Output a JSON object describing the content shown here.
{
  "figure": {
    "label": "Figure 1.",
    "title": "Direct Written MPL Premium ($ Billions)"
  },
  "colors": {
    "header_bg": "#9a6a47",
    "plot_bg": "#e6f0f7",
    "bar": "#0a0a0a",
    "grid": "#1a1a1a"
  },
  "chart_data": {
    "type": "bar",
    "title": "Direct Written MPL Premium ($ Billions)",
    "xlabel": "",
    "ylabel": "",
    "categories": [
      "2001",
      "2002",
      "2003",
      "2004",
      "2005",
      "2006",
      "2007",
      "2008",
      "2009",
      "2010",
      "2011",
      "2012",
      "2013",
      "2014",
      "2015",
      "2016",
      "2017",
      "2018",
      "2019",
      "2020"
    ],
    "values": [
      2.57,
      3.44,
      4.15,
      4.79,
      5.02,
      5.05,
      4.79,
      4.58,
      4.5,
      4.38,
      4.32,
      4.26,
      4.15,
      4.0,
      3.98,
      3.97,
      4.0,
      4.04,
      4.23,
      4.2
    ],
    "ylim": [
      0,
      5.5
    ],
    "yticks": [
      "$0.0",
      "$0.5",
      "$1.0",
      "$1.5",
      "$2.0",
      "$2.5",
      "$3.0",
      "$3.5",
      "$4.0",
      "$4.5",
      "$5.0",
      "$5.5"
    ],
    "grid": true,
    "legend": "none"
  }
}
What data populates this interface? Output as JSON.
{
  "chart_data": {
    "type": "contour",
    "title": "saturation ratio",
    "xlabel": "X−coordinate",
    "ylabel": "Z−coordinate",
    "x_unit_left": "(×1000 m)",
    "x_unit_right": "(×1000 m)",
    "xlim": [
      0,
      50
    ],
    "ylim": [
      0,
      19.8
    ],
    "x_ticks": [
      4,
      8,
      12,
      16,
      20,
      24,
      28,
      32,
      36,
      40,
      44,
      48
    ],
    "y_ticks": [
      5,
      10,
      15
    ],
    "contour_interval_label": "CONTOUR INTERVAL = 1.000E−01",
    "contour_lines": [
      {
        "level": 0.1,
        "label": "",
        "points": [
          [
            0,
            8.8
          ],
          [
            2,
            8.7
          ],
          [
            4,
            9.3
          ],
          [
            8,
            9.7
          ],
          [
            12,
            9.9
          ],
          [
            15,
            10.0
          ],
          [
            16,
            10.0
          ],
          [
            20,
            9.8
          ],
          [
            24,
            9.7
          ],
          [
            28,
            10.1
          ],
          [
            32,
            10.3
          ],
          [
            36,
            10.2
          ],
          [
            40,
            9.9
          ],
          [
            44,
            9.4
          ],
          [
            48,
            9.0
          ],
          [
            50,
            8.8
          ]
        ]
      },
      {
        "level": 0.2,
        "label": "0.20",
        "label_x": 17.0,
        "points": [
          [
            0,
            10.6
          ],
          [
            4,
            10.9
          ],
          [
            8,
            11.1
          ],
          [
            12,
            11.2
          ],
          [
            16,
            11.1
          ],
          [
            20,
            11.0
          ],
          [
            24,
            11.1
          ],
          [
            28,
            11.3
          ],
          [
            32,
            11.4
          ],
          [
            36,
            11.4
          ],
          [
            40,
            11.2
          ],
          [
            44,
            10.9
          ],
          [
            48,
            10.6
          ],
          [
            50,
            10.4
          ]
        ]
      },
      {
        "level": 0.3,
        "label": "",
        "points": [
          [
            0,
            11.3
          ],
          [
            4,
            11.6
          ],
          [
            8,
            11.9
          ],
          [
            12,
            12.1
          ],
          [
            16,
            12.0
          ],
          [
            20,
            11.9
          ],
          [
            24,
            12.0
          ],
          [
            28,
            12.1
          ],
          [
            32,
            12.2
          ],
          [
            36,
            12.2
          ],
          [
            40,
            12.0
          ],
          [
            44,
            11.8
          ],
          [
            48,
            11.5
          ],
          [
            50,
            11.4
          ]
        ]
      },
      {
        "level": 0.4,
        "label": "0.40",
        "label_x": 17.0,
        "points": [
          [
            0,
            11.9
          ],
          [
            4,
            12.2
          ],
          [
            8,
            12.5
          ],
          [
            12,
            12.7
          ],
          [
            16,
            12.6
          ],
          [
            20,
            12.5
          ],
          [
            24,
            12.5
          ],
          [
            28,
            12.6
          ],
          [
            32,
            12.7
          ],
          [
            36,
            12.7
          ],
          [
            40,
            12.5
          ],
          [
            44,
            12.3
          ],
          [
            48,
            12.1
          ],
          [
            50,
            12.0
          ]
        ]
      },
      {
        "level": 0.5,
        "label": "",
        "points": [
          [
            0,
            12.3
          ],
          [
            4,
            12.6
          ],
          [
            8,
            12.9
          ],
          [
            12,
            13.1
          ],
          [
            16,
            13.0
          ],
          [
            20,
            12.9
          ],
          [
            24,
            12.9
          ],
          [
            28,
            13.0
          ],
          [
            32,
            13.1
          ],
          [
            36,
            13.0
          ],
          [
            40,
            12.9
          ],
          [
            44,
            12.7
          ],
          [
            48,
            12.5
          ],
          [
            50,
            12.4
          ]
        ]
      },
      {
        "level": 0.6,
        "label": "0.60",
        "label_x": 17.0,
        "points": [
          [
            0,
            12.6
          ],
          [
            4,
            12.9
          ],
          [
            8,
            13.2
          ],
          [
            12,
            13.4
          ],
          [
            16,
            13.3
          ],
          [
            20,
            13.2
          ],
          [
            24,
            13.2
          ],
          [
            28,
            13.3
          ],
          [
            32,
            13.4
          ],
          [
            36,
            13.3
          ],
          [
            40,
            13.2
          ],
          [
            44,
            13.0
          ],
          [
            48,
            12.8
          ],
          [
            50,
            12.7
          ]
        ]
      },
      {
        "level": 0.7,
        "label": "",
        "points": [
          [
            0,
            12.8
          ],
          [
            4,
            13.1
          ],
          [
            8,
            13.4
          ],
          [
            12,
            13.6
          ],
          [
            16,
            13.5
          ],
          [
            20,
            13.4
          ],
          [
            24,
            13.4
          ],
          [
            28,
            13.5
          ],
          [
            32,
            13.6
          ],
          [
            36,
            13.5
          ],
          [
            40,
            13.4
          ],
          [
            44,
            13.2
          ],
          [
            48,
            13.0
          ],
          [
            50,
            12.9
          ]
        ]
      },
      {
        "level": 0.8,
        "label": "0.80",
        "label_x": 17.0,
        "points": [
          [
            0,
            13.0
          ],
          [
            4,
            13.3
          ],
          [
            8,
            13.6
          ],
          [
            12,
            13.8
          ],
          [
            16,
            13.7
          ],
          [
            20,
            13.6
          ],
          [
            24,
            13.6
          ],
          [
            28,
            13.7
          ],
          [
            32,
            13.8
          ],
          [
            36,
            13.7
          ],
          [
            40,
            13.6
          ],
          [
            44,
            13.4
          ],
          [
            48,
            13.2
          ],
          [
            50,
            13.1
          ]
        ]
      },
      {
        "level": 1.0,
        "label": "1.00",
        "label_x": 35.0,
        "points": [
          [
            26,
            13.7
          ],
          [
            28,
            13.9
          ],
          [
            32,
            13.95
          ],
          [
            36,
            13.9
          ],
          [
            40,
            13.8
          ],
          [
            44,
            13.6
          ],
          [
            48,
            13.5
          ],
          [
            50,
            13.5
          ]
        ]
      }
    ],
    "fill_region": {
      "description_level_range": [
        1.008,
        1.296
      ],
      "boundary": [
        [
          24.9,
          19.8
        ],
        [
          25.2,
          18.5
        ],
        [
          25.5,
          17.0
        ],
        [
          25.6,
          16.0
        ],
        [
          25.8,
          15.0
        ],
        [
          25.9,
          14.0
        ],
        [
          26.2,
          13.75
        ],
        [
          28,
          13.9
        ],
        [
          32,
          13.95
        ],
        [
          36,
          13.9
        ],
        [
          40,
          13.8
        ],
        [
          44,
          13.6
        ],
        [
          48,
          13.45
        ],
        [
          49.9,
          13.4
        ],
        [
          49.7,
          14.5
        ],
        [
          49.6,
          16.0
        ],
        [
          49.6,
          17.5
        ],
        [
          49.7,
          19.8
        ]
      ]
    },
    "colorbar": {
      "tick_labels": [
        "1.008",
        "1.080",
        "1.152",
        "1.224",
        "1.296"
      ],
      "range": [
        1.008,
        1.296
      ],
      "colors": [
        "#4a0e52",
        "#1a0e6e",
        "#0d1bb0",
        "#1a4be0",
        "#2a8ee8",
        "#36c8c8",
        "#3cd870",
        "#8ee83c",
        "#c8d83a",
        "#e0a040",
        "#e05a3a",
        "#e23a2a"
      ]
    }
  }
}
● ● ●
### Exercise objective
Note how many lines in the listing above hold the string "Direct", then give only that figure.

### Complete answer
2